- _RECORDS SHOWN_
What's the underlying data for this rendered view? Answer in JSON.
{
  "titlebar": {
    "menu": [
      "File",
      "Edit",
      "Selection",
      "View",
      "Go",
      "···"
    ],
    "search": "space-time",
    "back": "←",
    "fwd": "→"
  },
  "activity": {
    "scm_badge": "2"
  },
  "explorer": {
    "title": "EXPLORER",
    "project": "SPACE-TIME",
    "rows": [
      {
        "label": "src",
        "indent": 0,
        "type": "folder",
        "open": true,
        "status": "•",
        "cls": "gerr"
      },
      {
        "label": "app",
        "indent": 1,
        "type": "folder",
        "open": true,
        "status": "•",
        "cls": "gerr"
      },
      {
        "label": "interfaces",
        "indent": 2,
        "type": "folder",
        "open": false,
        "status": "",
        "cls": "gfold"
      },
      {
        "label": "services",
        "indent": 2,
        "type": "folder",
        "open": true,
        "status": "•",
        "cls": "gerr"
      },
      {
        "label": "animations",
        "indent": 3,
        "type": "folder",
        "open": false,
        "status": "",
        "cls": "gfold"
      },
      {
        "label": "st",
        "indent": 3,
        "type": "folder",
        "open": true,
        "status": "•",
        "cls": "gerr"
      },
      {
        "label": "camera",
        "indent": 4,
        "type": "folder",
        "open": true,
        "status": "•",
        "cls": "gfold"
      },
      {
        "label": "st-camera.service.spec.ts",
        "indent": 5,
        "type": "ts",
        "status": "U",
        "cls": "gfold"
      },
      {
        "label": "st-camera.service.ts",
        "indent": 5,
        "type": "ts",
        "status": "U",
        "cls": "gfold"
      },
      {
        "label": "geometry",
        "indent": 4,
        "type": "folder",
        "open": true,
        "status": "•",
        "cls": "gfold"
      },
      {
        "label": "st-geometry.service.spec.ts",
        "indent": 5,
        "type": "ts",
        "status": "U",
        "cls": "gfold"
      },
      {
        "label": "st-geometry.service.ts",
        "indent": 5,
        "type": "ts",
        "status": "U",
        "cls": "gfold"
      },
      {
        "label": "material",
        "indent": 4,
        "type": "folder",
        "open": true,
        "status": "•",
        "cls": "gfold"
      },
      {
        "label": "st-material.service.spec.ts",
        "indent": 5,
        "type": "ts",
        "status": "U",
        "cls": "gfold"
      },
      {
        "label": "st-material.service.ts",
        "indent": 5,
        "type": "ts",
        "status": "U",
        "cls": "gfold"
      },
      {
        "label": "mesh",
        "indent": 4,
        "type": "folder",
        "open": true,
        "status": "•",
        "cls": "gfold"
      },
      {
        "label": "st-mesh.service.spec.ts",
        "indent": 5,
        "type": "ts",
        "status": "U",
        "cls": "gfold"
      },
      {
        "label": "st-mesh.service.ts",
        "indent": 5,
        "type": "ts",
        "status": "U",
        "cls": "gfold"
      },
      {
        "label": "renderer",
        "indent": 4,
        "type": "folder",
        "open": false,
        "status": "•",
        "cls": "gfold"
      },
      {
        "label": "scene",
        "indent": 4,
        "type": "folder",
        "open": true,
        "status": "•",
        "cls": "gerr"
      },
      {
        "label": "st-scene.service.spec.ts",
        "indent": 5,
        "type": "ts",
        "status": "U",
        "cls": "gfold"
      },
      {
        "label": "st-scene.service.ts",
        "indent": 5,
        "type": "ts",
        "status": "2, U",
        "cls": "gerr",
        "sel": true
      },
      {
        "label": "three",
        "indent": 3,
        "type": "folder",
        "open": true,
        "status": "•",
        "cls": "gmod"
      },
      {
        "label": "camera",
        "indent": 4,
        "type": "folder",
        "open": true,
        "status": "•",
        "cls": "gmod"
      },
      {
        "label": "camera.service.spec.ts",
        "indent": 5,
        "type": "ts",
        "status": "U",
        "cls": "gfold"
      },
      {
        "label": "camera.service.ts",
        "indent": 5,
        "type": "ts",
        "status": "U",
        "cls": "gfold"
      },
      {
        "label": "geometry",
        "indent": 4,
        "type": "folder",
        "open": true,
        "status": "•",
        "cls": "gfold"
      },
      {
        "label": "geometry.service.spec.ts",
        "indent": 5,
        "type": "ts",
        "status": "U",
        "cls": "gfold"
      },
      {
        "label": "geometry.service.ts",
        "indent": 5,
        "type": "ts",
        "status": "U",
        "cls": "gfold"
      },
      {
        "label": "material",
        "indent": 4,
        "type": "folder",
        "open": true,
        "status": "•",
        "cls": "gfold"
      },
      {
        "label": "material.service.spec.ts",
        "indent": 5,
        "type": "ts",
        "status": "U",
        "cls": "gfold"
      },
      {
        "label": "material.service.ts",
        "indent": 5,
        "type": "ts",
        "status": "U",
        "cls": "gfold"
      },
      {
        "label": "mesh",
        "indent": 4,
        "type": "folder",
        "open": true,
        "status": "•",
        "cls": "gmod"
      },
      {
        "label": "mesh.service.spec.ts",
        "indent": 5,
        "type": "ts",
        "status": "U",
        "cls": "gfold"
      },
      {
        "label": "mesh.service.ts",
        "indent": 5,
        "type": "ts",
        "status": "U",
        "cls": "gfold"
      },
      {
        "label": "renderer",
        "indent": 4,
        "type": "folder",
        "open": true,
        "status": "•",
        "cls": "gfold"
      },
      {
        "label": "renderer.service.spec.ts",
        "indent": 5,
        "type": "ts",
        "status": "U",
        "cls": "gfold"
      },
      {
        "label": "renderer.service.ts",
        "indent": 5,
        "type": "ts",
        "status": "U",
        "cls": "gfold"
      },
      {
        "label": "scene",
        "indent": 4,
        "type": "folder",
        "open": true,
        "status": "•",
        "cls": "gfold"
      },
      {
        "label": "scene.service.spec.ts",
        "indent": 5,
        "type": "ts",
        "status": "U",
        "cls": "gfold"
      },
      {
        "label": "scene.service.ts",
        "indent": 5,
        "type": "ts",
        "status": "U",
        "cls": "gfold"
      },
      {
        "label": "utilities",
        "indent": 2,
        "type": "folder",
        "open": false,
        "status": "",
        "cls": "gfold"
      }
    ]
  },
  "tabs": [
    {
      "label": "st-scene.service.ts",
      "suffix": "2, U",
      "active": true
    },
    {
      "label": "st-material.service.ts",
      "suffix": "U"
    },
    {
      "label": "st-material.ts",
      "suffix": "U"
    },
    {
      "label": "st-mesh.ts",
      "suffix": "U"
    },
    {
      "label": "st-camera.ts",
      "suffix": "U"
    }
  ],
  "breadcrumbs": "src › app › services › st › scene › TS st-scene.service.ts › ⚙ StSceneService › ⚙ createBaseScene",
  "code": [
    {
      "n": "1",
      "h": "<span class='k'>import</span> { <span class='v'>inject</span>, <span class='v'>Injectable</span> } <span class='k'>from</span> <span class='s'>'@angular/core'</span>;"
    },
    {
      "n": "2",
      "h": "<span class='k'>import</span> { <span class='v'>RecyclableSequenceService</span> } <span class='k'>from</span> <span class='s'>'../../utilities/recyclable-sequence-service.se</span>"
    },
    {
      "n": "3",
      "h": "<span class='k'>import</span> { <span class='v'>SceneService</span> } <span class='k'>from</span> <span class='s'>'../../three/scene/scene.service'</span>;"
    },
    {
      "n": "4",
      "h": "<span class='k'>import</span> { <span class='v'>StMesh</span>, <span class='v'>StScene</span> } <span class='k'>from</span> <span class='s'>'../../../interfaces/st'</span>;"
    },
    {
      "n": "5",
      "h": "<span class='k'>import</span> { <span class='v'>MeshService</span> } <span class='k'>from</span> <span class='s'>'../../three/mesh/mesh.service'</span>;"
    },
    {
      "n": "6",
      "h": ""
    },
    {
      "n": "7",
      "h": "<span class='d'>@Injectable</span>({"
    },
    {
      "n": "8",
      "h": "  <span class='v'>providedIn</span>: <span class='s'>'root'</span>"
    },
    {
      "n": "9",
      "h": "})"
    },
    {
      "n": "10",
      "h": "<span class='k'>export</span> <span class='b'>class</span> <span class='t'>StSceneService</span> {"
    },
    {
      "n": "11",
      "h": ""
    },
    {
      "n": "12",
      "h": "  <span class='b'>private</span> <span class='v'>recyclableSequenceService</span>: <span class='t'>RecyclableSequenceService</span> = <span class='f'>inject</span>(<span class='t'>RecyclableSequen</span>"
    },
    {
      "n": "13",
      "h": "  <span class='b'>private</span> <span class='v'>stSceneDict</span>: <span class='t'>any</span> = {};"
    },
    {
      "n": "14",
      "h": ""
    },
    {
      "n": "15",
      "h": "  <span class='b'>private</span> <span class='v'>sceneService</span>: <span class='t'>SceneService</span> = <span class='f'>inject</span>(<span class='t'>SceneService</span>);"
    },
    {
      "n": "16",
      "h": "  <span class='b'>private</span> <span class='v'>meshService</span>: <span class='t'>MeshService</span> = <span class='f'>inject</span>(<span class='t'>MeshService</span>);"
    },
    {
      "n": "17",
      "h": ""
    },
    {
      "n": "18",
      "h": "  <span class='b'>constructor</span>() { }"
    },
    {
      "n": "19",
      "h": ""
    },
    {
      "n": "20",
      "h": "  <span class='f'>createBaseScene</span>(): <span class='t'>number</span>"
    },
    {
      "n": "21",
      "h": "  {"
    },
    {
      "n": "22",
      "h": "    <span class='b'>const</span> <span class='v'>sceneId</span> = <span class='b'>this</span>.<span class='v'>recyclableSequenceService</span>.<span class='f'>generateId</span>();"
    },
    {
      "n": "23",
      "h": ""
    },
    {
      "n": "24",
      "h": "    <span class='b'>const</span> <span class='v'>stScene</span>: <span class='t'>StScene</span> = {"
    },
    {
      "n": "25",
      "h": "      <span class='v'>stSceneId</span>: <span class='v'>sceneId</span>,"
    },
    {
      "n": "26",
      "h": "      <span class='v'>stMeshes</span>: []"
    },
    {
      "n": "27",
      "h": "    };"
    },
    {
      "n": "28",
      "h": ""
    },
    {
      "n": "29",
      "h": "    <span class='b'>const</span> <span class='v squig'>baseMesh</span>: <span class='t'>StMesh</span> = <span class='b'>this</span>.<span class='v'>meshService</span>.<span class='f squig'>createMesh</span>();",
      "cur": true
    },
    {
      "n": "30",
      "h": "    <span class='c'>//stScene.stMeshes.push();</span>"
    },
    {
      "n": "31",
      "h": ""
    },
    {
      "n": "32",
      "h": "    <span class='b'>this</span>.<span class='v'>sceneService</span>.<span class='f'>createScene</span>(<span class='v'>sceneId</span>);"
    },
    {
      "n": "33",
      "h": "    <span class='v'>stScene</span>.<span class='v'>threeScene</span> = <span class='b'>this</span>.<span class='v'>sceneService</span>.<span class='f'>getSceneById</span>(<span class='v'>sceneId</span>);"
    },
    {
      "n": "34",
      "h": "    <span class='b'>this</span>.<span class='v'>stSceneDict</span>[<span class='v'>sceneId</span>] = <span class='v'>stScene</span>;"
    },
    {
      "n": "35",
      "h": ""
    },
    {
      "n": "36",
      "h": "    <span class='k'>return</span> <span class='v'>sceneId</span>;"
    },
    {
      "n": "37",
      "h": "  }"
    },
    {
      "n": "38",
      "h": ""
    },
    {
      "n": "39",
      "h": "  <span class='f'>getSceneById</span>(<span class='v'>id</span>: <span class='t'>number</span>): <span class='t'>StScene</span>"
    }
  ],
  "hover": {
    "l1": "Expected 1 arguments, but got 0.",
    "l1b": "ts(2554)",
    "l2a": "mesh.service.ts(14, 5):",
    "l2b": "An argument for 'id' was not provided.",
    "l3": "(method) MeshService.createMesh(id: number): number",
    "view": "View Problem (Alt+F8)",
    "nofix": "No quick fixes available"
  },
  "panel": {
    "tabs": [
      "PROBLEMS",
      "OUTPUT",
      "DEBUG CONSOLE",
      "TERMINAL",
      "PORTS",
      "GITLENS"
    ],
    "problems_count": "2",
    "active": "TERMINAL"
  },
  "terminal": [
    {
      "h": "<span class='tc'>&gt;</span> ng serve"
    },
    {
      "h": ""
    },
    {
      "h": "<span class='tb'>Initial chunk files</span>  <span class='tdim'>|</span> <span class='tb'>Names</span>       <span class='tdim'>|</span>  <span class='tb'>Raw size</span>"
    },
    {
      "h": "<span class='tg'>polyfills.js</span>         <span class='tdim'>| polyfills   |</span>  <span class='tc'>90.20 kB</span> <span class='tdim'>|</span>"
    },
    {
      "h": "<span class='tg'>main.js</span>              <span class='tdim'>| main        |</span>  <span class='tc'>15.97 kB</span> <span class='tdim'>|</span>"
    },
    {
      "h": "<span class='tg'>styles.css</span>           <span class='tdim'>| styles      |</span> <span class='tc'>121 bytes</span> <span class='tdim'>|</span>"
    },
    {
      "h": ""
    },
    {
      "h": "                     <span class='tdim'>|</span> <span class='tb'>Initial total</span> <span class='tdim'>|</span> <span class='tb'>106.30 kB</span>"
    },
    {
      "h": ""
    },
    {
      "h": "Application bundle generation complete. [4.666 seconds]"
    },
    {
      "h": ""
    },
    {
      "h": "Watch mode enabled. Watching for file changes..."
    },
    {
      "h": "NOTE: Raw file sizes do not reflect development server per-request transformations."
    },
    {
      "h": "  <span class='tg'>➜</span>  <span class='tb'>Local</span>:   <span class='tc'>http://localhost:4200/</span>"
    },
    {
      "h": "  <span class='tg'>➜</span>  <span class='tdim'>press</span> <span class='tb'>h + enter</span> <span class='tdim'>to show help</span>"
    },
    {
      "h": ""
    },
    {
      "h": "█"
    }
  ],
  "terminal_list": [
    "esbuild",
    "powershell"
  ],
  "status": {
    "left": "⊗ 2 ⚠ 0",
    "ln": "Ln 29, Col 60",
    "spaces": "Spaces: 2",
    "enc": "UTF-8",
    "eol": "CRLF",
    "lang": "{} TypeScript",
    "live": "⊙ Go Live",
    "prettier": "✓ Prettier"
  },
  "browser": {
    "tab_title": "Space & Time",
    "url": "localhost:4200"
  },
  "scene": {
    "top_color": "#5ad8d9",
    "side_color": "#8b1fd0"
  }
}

- _TASK DESCRIPTION_
List the lines of the entries that include "services".

- _RESPONSE_
        "label": "services",
  "breadcrumbs": "src › app › services › st › scene › TS st-scene.service.ts › ⚙ StSceneService › ⚙ createBaseScene",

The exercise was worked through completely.